— START —

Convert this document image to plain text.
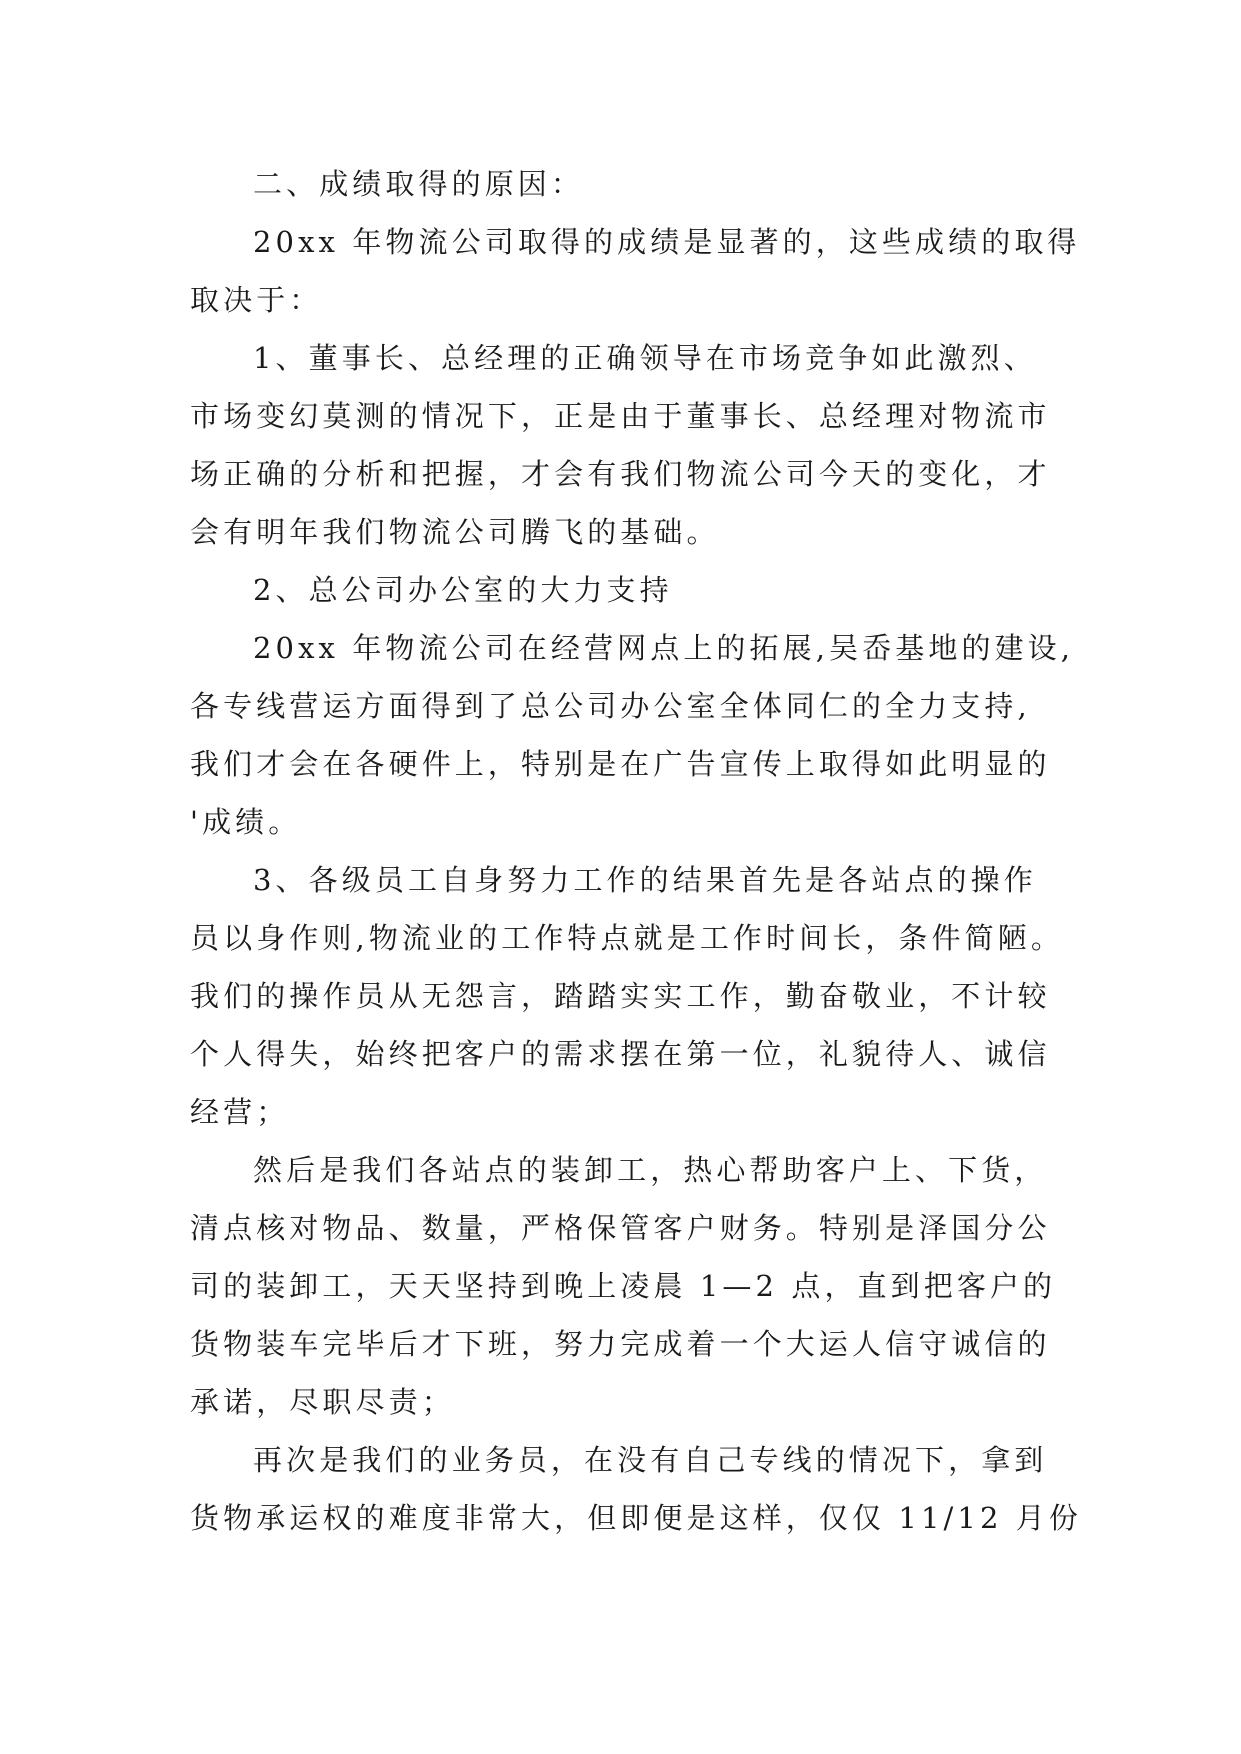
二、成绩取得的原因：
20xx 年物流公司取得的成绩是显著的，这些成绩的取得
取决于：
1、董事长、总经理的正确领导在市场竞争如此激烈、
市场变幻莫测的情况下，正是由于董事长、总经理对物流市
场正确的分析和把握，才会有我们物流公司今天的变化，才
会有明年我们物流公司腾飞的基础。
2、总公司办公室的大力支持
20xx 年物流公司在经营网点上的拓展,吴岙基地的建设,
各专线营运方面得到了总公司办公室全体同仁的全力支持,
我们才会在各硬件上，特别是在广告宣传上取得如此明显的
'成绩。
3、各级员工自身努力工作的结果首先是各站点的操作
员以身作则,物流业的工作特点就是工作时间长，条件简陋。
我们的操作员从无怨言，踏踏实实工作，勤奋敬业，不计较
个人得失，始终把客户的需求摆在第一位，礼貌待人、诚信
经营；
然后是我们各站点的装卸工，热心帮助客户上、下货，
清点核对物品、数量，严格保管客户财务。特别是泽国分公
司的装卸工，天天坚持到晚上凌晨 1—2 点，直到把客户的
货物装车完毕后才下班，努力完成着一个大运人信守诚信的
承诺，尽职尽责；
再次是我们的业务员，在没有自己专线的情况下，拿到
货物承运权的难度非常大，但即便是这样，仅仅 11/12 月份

— END —
— START —

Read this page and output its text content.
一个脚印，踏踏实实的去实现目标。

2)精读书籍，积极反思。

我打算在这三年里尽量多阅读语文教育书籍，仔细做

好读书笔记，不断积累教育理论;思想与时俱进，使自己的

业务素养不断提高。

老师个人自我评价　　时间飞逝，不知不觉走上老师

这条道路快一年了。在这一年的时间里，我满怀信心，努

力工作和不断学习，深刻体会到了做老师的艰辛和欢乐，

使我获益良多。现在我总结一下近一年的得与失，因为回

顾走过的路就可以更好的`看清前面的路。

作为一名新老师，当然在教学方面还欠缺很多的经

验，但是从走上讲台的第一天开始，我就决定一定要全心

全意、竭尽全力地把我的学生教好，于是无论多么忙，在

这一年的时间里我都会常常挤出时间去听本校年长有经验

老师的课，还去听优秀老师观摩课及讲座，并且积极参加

— END —

Set problem – Using the listing above, return all lines where the word "text" occurs.

Problem solution –
Convert this document image to plain text.
Read this page and output its text content.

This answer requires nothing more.